**What is asked**
Retype the whole listing below, character for character.

[start of Records to use]

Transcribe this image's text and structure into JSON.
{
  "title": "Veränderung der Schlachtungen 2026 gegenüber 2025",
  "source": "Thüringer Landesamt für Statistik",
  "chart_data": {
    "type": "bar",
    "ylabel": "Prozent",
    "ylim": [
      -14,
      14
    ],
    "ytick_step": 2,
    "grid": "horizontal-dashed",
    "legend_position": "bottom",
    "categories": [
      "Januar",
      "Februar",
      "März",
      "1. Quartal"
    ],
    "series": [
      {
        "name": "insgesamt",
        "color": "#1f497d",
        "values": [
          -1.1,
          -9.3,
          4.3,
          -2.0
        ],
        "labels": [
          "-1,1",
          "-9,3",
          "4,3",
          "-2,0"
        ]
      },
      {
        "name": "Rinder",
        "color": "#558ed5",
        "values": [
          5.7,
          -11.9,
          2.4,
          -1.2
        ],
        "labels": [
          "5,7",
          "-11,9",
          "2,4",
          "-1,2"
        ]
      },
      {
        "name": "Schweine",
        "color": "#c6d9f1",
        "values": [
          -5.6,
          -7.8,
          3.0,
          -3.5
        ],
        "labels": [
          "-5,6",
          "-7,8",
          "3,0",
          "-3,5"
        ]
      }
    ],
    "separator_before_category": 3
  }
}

[end of Records to use]

**Correct result**
Transcribe this image's text and structure into JSON.
{
  "title": "Veränderung der Schlachtungen 2026 gegenüber 2025",
  "source": "Thüringer Landesamt für Statistik",
  "chart_data": {
    "type": "bar",
    "ylabel": "Prozent",
    "ylim": [
      -14,
      14
    ],
    "ytick_step": 2,
    "grid": "horizontal-dashed",
    "legend_position": "bottom",
    "categories": [
      "Januar",
      "Februar",
      "März",
      "1. Quartal"
    ],
    "series": [
      {
        "name": "insgesamt",
        "color": "#1f497d",
        "values": [
          -1.1,
          -9.3,
          4.3,
          -2.0
        ],
        "labels": [
          "-1,1",
          "-9,3",
          "4,3",
          "-2,0"
        ]
      },
      {
        "name": "Rinder",
        "color": "#558ed5",
        "values": [
          5.7,
          -11.9,
          2.4,
          -1.2
        ],
        "labels": [
          "5,7",
          "-11,9",
          "2,4",
          "-1,2"
        ]
      },
      {
        "name": "Schweine",
        "color": "#c6d9f1",
        "values": [
          -5.6,
          -7.8,
          3.0,
          -3.5
        ],
        "labels": [
          "-5,6",
          "-7,8",
          "3,0",
          "-3,5"
        ]
      }
    ],
    "separator_before_category": 3
  }
}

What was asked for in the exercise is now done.